Stored dataset items
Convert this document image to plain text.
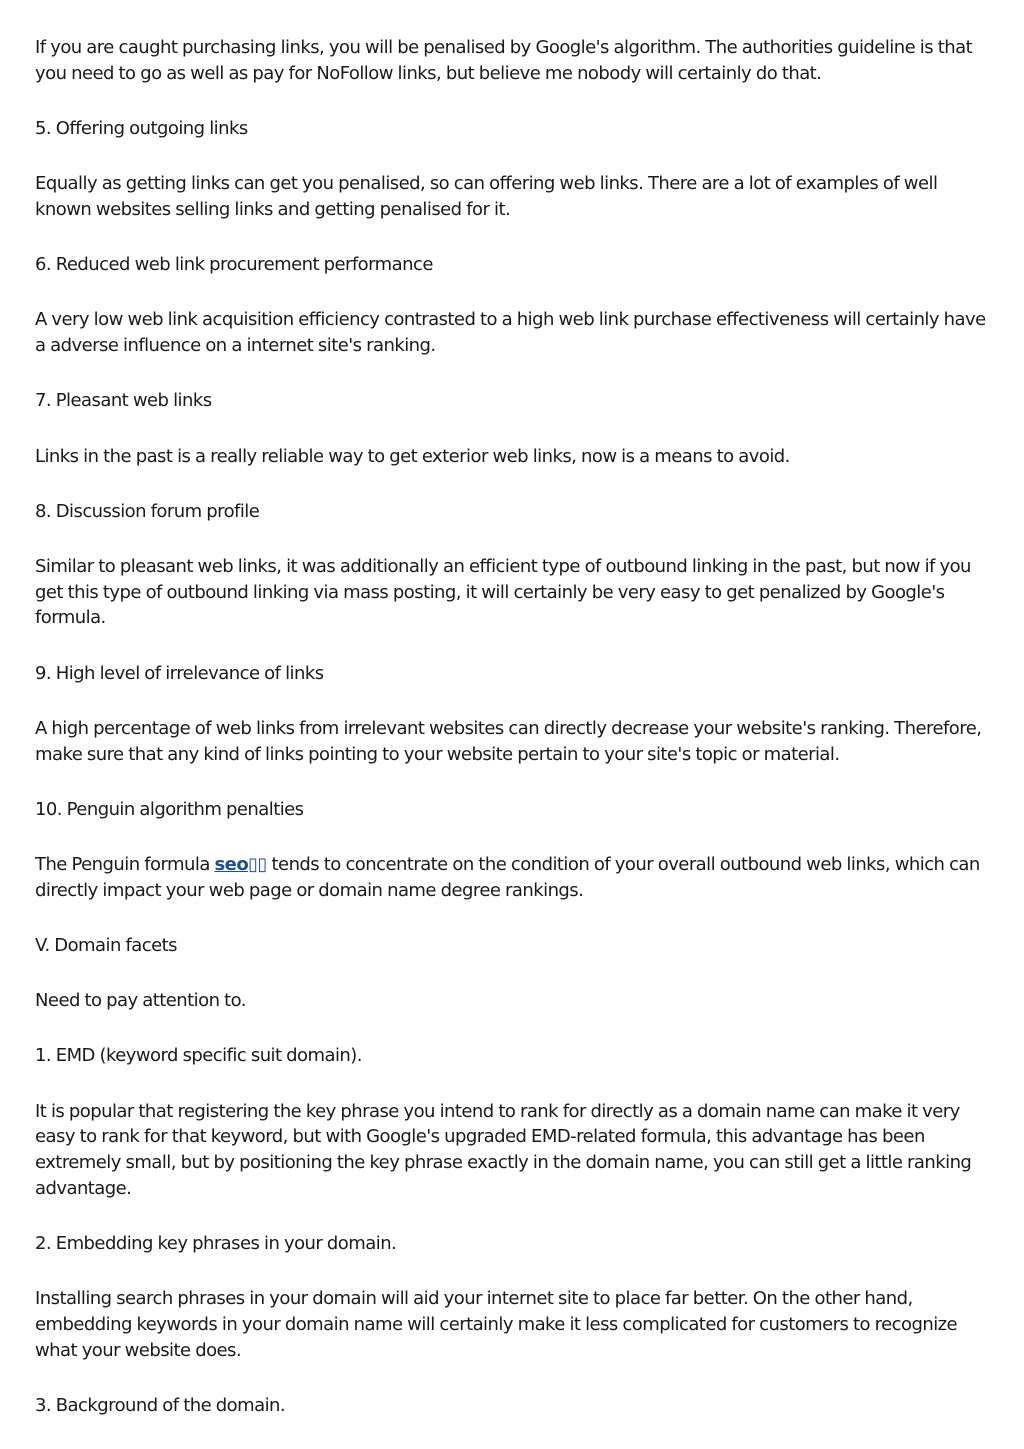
If you are caught purchasing links, you will be penalised by Google's algorithm. The authorities guideline is that you need to go as well as pay for NoFollow links, but believe me nobody will certainly do that.

5. Offering outgoing links

Equally as getting links can get you penalised, so can offering web links. There are a lot of examples of well known websites selling links and getting penalised for it.

6. Reduced web link procurement performance

A very low web link acquisition efficiency contrasted to a high web link purchase effectiveness will certainly have a adverse influence on a internet site's ranking.

7. Pleasant web links

Links in the past is a really reliable way to get exterior web links, now is a means to avoid.

8. Discussion forum profile

Similar to pleasant web links, it was additionally an efficient type of outbound linking in the past, but now if you get this type of outbound linking via mass posting, it will certainly be very easy to get penalized by Google's formula.

9. High level of irrelevance of links

A high percentage of web links from irrelevant websites can directly decrease your website's ranking. Therefore, make sure that any kind of links pointing to your website pertain to your site's topic or material.

10. Penguin algorithm penalties

The Penguin formula seo▯▯ tends to concentrate on the condition of your overall outbound web links, which can directly impact your web page or domain name degree rankings.

V. Domain facets

Need to pay attention to.

1. EMD (keyword specific suit domain).

It is popular that registering the key phrase you intend to rank for directly as a domain name can make it very easy to rank for that keyword, but with Google's upgraded EMD-related formula, this advantage has been extremely small, but by positioning the key phrase exactly in the domain name, you can still get a little ranking advantage.

2. Embedding key phrases in your domain.

Installing search phrases in your domain will aid your internet site to place far better. On the other hand, embedding keywords in your domain name will certainly make it less complicated for customers to recognize what your website does.

3. Background of the domain.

- **What needs to be done**
Take the data above and repeat it exactly, leaving each picture out.

- **Task output**
Convert this document image to plain text.
If you are caught purchasing links, you will be penalised by Google's algorithm. The authorities guideline is that you need to go as well as pay for NoFollow links, but believe me nobody will certainly do that.

5. Offering outgoing links

Equally as getting links can get you penalised, so can offering web links. There are a lot of examples of well known websites selling links and getting penalised for it.

6. Reduced web link procurement performance

A very low web link acquisition efficiency contrasted to a high web link purchase effectiveness will certainly have a adverse influence on a internet site's ranking.

7. Pleasant web links

Links in the past is a really reliable way to get exterior web links, now is a means to avoid.

8. Discussion forum profile

Similar to pleasant web links, it was additionally an efficient type of outbound linking in the past, but now if you get this type of outbound linking via mass posting, it will certainly be very easy to get penalized by Google's formula.

9. High level of irrelevance of links

A high percentage of web links from irrelevant websites can directly decrease your website's ranking. Therefore, make sure that any kind of links pointing to your website pertain to your site's topic or material.

10. Penguin algorithm penalties

The Penguin formula seo▯▯ tends to concentrate on the condition of your overall outbound web links, which can directly impact your web page or domain name degree rankings.

V. Domain facets

Need to pay attention to.

1. EMD (keyword specific suit domain).

It is popular that registering the key phrase you intend to rank for directly as a domain name can make it very easy to rank for that keyword, but with Google's upgraded EMD-related formula, this advantage has been extremely small, but by positioning the key phrase exactly in the domain name, you can still get a little ranking advantage.

2. Embedding key phrases in your domain.

Installing search phrases in your domain will aid your internet site to place far better. On the other hand, embedding keywords in your domain name will certainly make it less complicated for customers to recognize what your website does.

3. Background of the domain.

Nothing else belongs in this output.